— Begin SUPPLIED ENTRIES —
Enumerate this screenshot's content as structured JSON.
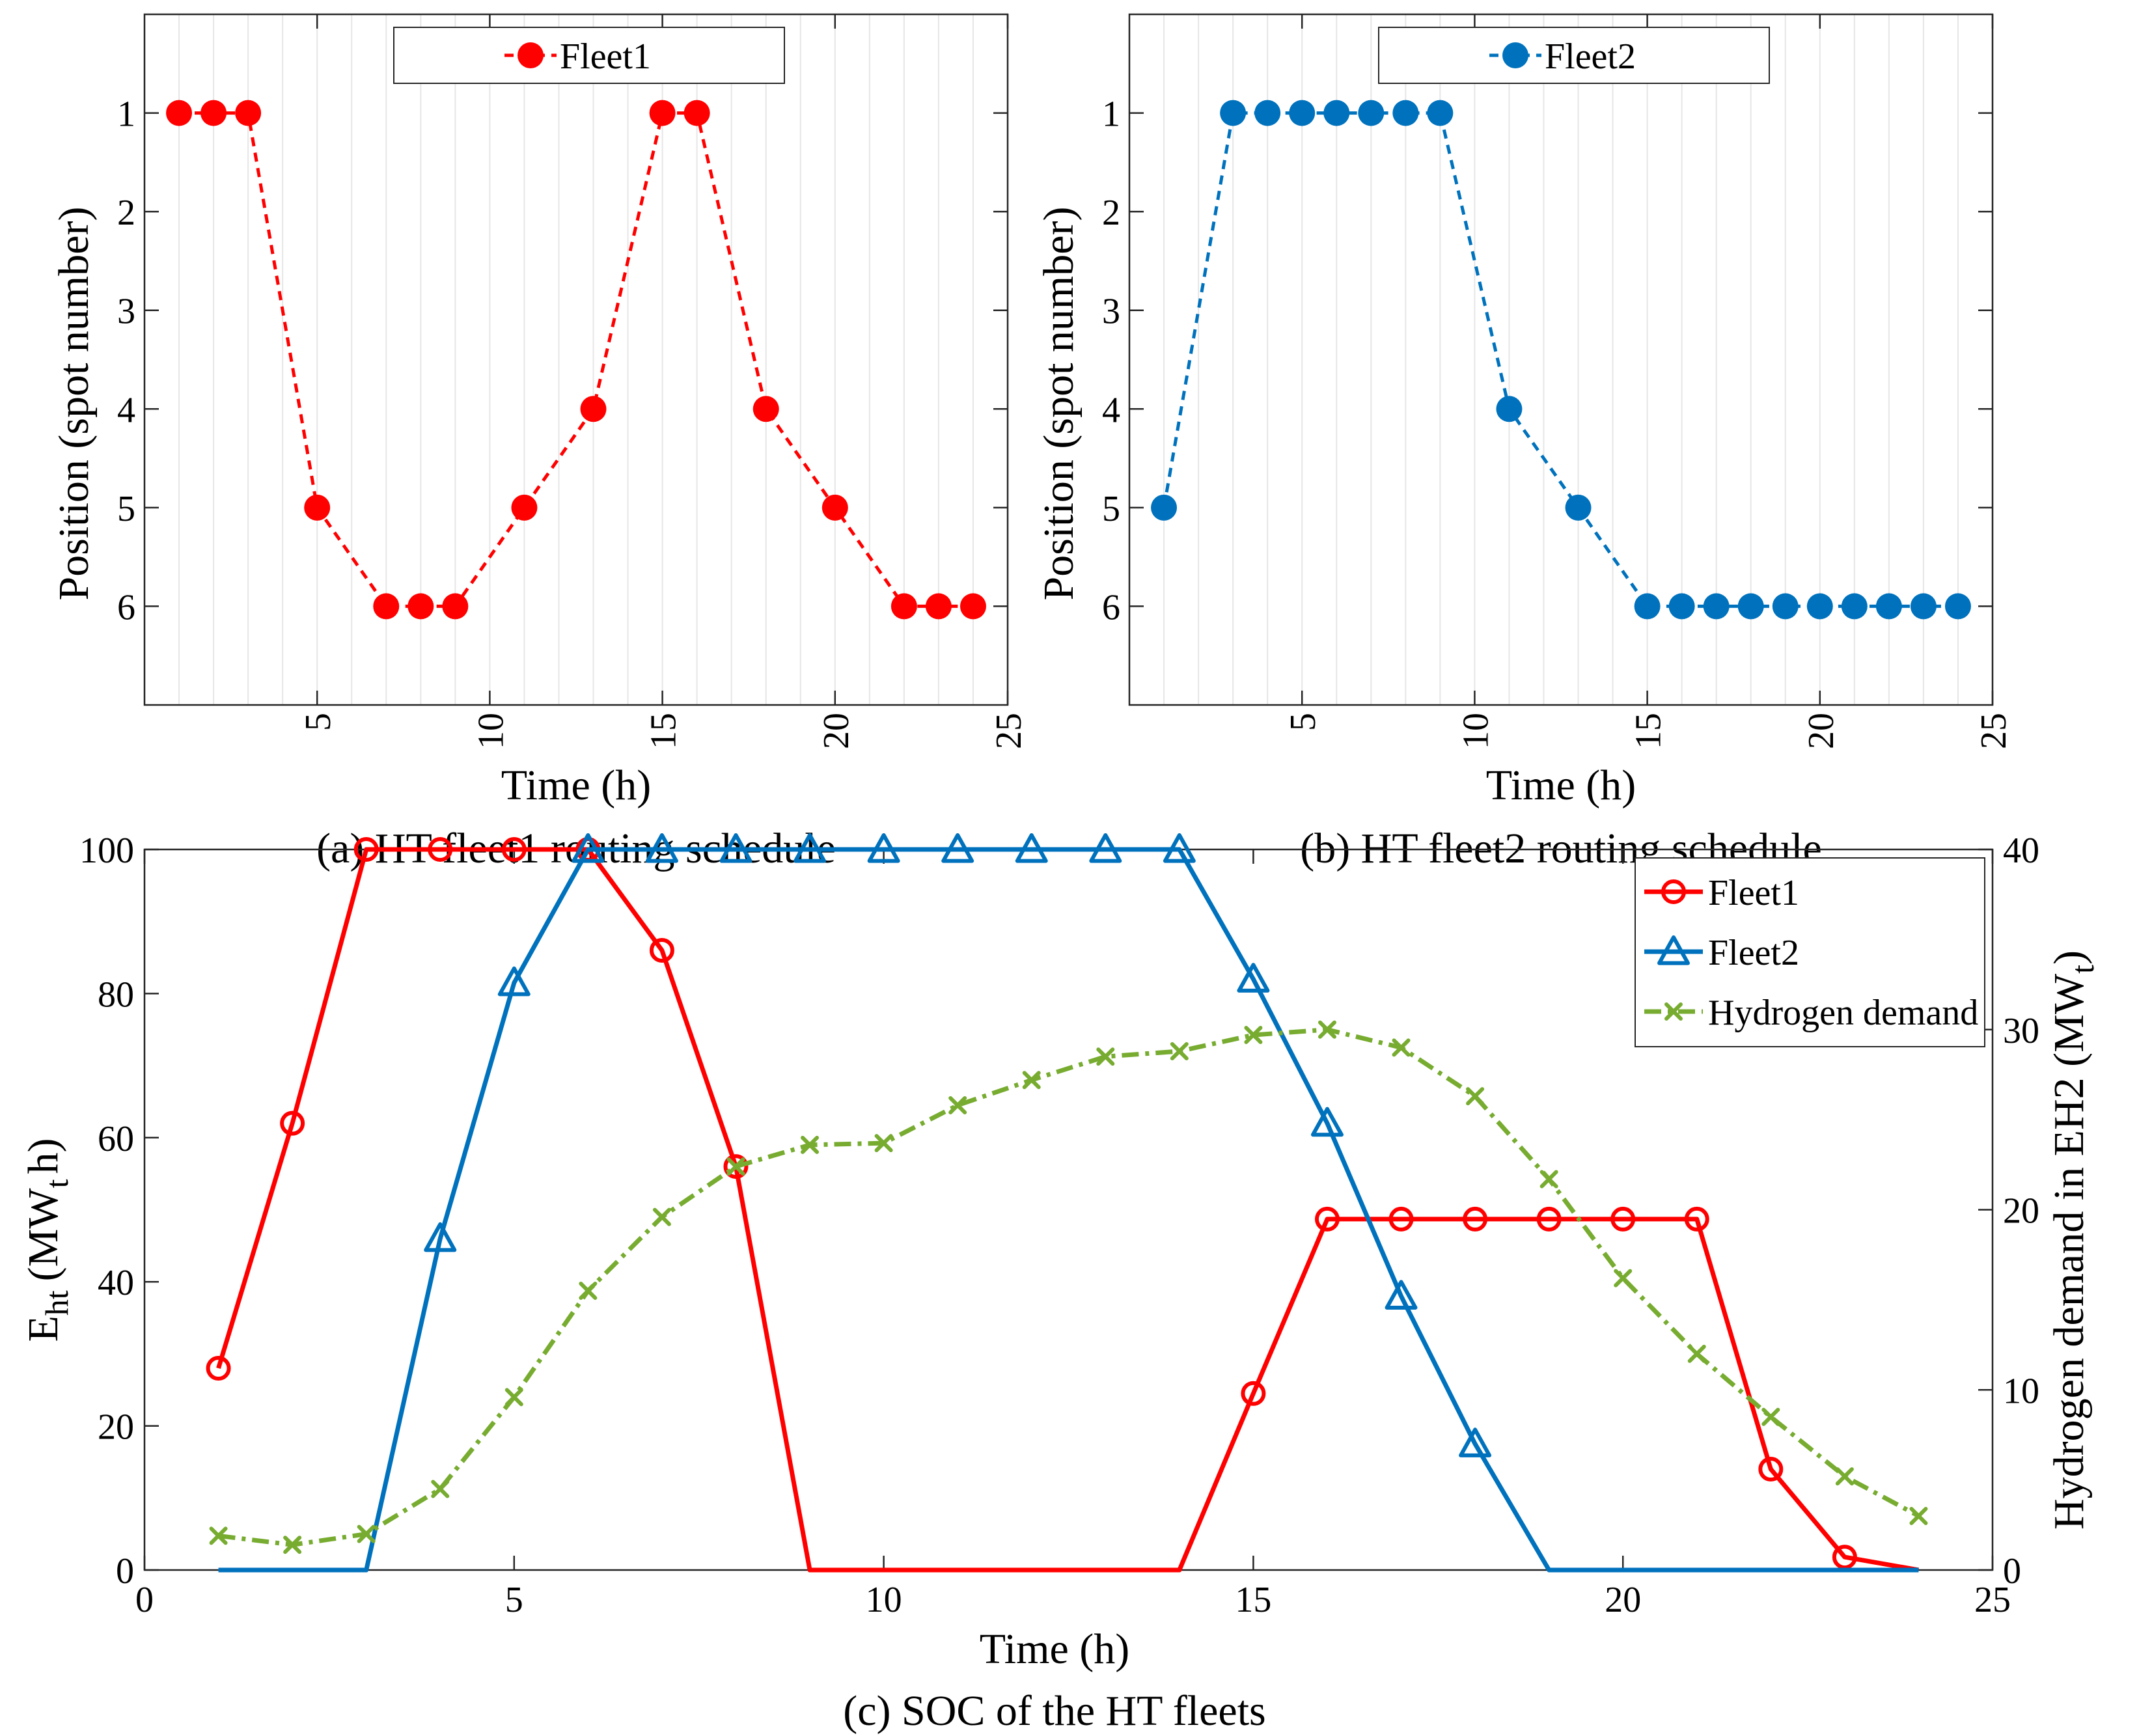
{
  "colors": {
    "fleet1": "#ff0000",
    "fleet2": "#0072bd",
    "hydrogen": "#77ac30",
    "grid": "#e6e6e6",
    "axis": "#262626"
  },
  "chart_data": [
    {
      "type": "line",
      "caption": "(a) HT fleet1 routing schedule",
      "xlabel": "Time (h)",
      "ylabel": "Position (spot number)",
      "xlim": [
        0,
        25
      ],
      "ylim": [
        0,
        7
      ],
      "y_reversed": true,
      "xticks": [
        5,
        10,
        15,
        20,
        25
      ],
      "yticks": [
        1,
        2,
        3,
        4,
        5,
        6
      ],
      "vertical_grid": true,
      "legend_position": "top",
      "series": [
        {
          "name": "Fleet1",
          "color": "#ff0000",
          "style": "dashed",
          "marker": "filled-circle",
          "x": [
            1,
            2,
            3,
            5,
            7,
            8,
            9,
            11,
            13,
            15,
            16,
            18,
            20,
            22,
            23,
            24
          ],
          "y": [
            1,
            1,
            1,
            5,
            6,
            6,
            6,
            5,
            4,
            1,
            1,
            4,
            5,
            6,
            6,
            6
          ]
        }
      ]
    },
    {
      "type": "line",
      "caption": "(b) HT fleet2 routing schedule",
      "xlabel": "Time (h)",
      "ylabel": "Position (spot number)",
      "xlim": [
        0,
        25
      ],
      "ylim": [
        0,
        7
      ],
      "y_reversed": true,
      "xticks": [
        5,
        10,
        15,
        20,
        25
      ],
      "yticks": [
        1,
        2,
        3,
        4,
        5,
        6
      ],
      "vertical_grid": true,
      "legend_position": "top",
      "series": [
        {
          "name": "Fleet2",
          "color": "#0072bd",
          "style": "dashed",
          "marker": "filled-circle",
          "x": [
            1,
            3,
            4,
            5,
            6,
            7,
            8,
            9,
            11,
            13,
            15,
            16,
            17,
            18,
            19,
            20,
            21,
            22,
            23,
            24
          ],
          "y": [
            5,
            1,
            1,
            1,
            1,
            1,
            1,
            1,
            4,
            5,
            6,
            6,
            6,
            6,
            6,
            6,
            6,
            6,
            6,
            6
          ]
        }
      ]
    },
    {
      "type": "line",
      "caption": "(c) SOC of the HT fleets",
      "xlabel": "Time (h)",
      "ylabel_main": "E",
      "ylabel_sub": "ht",
      "ylabel_unit": "(MW",
      "ylabel_unit_sub": "t",
      "ylabel_unit_end": "h)",
      "ylabel_right": "Hydrogen demand in EH2 (MW",
      "ylabel_right_sub": "t",
      "ylabel_right_end": ")",
      "xlim": [
        0,
        25
      ],
      "ylim": [
        0,
        100
      ],
      "ylim_right": [
        0,
        40
      ],
      "xticks": [
        0,
        5,
        10,
        15,
        20,
        25
      ],
      "yticks": [
        0,
        20,
        40,
        60,
        80,
        100
      ],
      "yticks_right": [
        0,
        10,
        20,
        30,
        40
      ],
      "legend_position": "top-right",
      "series": [
        {
          "name": "Fleet1",
          "color": "#ff0000",
          "style": "solid",
          "marker": "open-circle",
          "axis": "left",
          "x": [
            1,
            2,
            3,
            4,
            5,
            6,
            7,
            8,
            9,
            10,
            11,
            12,
            13,
            14,
            15,
            16,
            17,
            18,
            19,
            20,
            21,
            22,
            23,
            24
          ],
          "y": [
            28,
            62,
            100,
            100,
            100,
            100,
            86,
            56,
            0,
            0,
            0,
            0,
            0,
            0,
            24.5,
            48.7,
            48.7,
            48.7,
            48.7,
            48.7,
            48.7,
            14,
            1.8,
            0
          ],
          "marker_idx": [
            0,
            1,
            2,
            3,
            4,
            5,
            6,
            7,
            14,
            15,
            16,
            17,
            18,
            19,
            20,
            21,
            22
          ]
        },
        {
          "name": "Fleet2",
          "color": "#0072bd",
          "style": "solid",
          "marker": "open-triangle",
          "axis": "left",
          "x": [
            1,
            2,
            3,
            4,
            5,
            6,
            7,
            8,
            9,
            10,
            11,
            12,
            13,
            14,
            15,
            16,
            17,
            18,
            19,
            20,
            21,
            22,
            23,
            24
          ],
          "y": [
            0,
            0,
            0,
            46,
            81.5,
            100,
            100,
            100,
            100,
            100,
            100,
            100,
            100,
            100,
            82,
            62,
            38,
            17.5,
            0,
            0,
            0,
            0,
            0,
            0
          ],
          "marker_idx": [
            3,
            4,
            5,
            6,
            7,
            8,
            9,
            10,
            11,
            12,
            13,
            14,
            15,
            16,
            17
          ]
        },
        {
          "name": "Hydrogen demand",
          "color": "#77ac30",
          "style": "dash-dot",
          "marker": "x",
          "axis": "right",
          "x": [
            1,
            2,
            3,
            4,
            5,
            6,
            7,
            8,
            9,
            10,
            11,
            12,
            13,
            14,
            15,
            16,
            17,
            18,
            19,
            20,
            21,
            22,
            23,
            24
          ],
          "y": [
            1.9,
            1.4,
            2,
            4.5,
            9.6,
            15.5,
            19.6,
            22.4,
            23.6,
            23.7,
            25.8,
            27.2,
            28.5,
            28.8,
            29.7,
            30,
            29,
            26.3,
            21.7,
            16.2,
            12,
            8.5,
            5.2,
            3
          ],
          "marker_idx": [
            0,
            1,
            2,
            3,
            4,
            5,
            6,
            7,
            8,
            9,
            10,
            11,
            12,
            13,
            14,
            15,
            16,
            17,
            18,
            19,
            20,
            21,
            22,
            23
          ]
        }
      ]
    }
  ]
}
— End SUPPLIED ENTRIES —
PROMPT.
Without including any pictures, output all the entries above exactly.

REPLY.
Enumerate this screenshot's content as structured JSON.
{
  "colors": {
    "fleet1": "#ff0000",
    "fleet2": "#0072bd",
    "hydrogen": "#77ac30",
    "grid": "#e6e6e6",
    "axis": "#262626"
  },
  "chart_data": [
    {
      "type": "line",
      "caption": "(a) HT fleet1 routing schedule",
      "xlabel": "Time (h)",
      "ylabel": "Position (spot number)",
      "xlim": [
        0,
        25
      ],
      "ylim": [
        0,
        7
      ],
      "y_reversed": true,
      "xticks": [
        5,
        10,
        15,
        20,
        25
      ],
      "yticks": [
        1,
        2,
        3,
        4,
        5,
        6
      ],
      "vertical_grid": true,
      "legend_position": "top",
      "series": [
        {
          "name": "Fleet1",
          "color": "#ff0000",
          "style": "dashed",
          "marker": "filled-circle",
          "x": [
            1,
            2,
            3,
            5,
            7,
            8,
            9,
            11,
            13,
            15,
            16,
            18,
            20,
            22,
            23,
            24
          ],
          "y": [
            1,
            1,
            1,
            5,
            6,
            6,
            6,
            5,
            4,
            1,
            1,
            4,
            5,
            6,
            6,
            6
          ]
        }
      ]
    },
    {
      "type": "line",
      "caption": "(b) HT fleet2 routing schedule",
      "xlabel": "Time (h)",
      "ylabel": "Position (spot number)",
      "xlim": [
        0,
        25
      ],
      "ylim": [
        0,
        7
      ],
      "y_reversed": true,
      "xticks": [
        5,
        10,
        15,
        20,
        25
      ],
      "yticks": [
        1,
        2,
        3,
        4,
        5,
        6
      ],
      "vertical_grid": true,
      "legend_position": "top",
      "series": [
        {
          "name": "Fleet2",
          "color": "#0072bd",
          "style": "dashed",
          "marker": "filled-circle",
          "x": [
            1,
            3,
            4,
            5,
            6,
            7,
            8,
            9,
            11,
            13,
            15,
            16,
            17,
            18,
            19,
            20,
            21,
            22,
            23,
            24
          ],
          "y": [
            5,
            1,
            1,
            1,
            1,
            1,
            1,
            1,
            4,
            5,
            6,
            6,
            6,
            6,
            6,
            6,
            6,
            6,
            6,
            6
          ]
        }
      ]
    },
    {
      "type": "line",
      "caption": "(c) SOC of the HT fleets",
      "xlabel": "Time (h)",
      "ylabel_main": "E",
      "ylabel_sub": "ht",
      "ylabel_unit": "(MW",
      "ylabel_unit_sub": "t",
      "ylabel_unit_end": "h)",
      "ylabel_right": "Hydrogen demand in EH2 (MW",
      "ylabel_right_sub": "t",
      "ylabel_right_end": ")",
      "xlim": [
        0,
        25
      ],
      "ylim": [
        0,
        100
      ],
      "ylim_right": [
        0,
        40
      ],
      "xticks": [
        0,
        5,
        10,
        15,
        20,
        25
      ],
      "yticks": [
        0,
        20,
        40,
        60,
        80,
        100
      ],
      "yticks_right": [
        0,
        10,
        20,
        30,
        40
      ],
      "legend_position": "top-right",
      "series": [
        {
          "name": "Fleet1",
          "color": "#ff0000",
          "style": "solid",
          "marker": "open-circle",
          "axis": "left",
          "x": [
            1,
            2,
            3,
            4,
            5,
            6,
            7,
            8,
            9,
            10,
            11,
            12,
            13,
            14,
            15,
            16,
            17,
            18,
            19,
            20,
            21,
            22,
            23,
            24
          ],
          "y": [
            28,
            62,
            100,
            100,
            100,
            100,
            86,
            56,
            0,
            0,
            0,
            0,
            0,
            0,
            24.5,
            48.7,
            48.7,
            48.7,
            48.7,
            48.7,
            48.7,
            14,
            1.8,
            0
          ],
          "marker_idx": [
            0,
            1,
            2,
            3,
            4,
            5,
            6,
            7,
            14,
            15,
            16,
            17,
            18,
            19,
            20,
            21,
            22
          ]
        },
        {
          "name": "Fleet2",
          "color": "#0072bd",
          "style": "solid",
          "marker": "open-triangle",
          "axis": "left",
          "x": [
            1,
            2,
            3,
            4,
            5,
            6,
            7,
            8,
            9,
            10,
            11,
            12,
            13,
            14,
            15,
            16,
            17,
            18,
            19,
            20,
            21,
            22,
            23,
            24
          ],
          "y": [
            0,
            0,
            0,
            46,
            81.5,
            100,
            100,
            100,
            100,
            100,
            100,
            100,
            100,
            100,
            82,
            62,
            38,
            17.5,
            0,
            0,
            0,
            0,
            0,
            0
          ],
          "marker_idx": [
            3,
            4,
            5,
            6,
            7,
            8,
            9,
            10,
            11,
            12,
            13,
            14,
            15,
            16,
            17
          ]
        },
        {
          "name": "Hydrogen demand",
          "color": "#77ac30",
          "style": "dash-dot",
          "marker": "x",
          "axis": "right",
          "x": [
            1,
            2,
            3,
            4,
            5,
            6,
            7,
            8,
            9,
            10,
            11,
            12,
            13,
            14,
            15,
            16,
            17,
            18,
            19,
            20,
            21,
            22,
            23,
            24
          ],
          "y": [
            1.9,
            1.4,
            2,
            4.5,
            9.6,
            15.5,
            19.6,
            22.4,
            23.6,
            23.7,
            25.8,
            27.2,
            28.5,
            28.8,
            29.7,
            30,
            29,
            26.3,
            21.7,
            16.2,
            12,
            8.5,
            5.2,
            3
          ],
          "marker_idx": [
            0,
            1,
            2,
            3,
            4,
            5,
            6,
            7,
            8,
            9,
            10,
            11,
            12,
            13,
            14,
            15,
            16,
            17,
            18,
            19,
            20,
            21,
            22,
            23
          ]
        }
      ]
    }
  ]
}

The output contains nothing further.